BEGIN
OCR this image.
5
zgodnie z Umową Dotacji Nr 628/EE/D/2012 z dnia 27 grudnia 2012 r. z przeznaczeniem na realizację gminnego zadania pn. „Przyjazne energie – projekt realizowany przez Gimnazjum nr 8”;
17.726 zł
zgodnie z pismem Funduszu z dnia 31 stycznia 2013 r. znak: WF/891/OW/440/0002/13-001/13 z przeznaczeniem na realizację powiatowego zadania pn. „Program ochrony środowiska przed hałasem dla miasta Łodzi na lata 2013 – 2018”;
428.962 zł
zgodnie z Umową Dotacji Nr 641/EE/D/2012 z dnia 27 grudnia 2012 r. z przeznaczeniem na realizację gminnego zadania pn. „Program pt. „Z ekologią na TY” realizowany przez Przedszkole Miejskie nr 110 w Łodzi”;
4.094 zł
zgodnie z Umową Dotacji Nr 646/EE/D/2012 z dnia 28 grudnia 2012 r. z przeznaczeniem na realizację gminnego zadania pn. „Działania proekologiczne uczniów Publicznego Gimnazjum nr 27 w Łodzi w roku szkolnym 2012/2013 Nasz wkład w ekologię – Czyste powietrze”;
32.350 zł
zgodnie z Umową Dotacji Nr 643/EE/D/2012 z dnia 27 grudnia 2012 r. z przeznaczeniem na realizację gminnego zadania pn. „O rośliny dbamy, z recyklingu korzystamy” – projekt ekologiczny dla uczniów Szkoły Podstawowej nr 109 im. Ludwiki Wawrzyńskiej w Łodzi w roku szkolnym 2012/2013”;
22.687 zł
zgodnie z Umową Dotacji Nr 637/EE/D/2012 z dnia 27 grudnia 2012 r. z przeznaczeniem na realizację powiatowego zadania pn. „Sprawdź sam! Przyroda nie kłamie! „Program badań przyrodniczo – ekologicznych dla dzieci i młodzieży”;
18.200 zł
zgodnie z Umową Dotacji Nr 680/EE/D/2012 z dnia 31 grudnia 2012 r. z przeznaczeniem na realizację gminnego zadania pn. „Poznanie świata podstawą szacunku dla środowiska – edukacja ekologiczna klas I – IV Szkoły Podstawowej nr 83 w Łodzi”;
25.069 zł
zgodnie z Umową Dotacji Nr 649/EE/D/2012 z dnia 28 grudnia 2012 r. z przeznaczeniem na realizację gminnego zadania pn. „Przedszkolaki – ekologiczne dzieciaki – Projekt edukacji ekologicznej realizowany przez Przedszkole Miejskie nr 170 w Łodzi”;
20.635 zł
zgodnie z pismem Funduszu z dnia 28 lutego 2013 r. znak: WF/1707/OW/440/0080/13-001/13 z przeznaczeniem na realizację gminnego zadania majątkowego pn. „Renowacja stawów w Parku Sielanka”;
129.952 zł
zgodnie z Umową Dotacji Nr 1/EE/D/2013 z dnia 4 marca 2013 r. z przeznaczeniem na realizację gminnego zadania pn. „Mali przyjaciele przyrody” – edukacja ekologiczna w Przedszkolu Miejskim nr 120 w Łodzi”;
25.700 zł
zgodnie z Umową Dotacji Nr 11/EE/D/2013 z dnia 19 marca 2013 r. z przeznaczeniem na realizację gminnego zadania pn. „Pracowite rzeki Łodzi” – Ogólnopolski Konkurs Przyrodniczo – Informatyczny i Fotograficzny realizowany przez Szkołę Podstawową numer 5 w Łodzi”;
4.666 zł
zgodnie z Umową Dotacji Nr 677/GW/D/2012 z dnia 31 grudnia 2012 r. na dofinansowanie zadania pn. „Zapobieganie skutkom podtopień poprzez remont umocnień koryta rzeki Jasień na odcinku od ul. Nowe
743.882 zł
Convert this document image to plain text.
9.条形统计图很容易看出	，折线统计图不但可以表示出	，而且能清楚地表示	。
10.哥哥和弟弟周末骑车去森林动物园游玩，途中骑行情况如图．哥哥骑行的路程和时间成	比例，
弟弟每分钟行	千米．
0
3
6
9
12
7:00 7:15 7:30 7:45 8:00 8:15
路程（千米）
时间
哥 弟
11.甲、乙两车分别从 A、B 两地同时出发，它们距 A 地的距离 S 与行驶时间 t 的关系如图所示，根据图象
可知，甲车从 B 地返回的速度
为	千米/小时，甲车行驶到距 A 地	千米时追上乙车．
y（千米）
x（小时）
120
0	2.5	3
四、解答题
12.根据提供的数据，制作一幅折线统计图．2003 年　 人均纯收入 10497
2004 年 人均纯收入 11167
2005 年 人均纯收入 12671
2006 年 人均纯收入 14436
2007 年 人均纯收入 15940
END
» **Exercise**
Show all lines from the listing above in which "image" appears.

» **Solution to the exercise**
OCR this image.
Convert this document image to plain text.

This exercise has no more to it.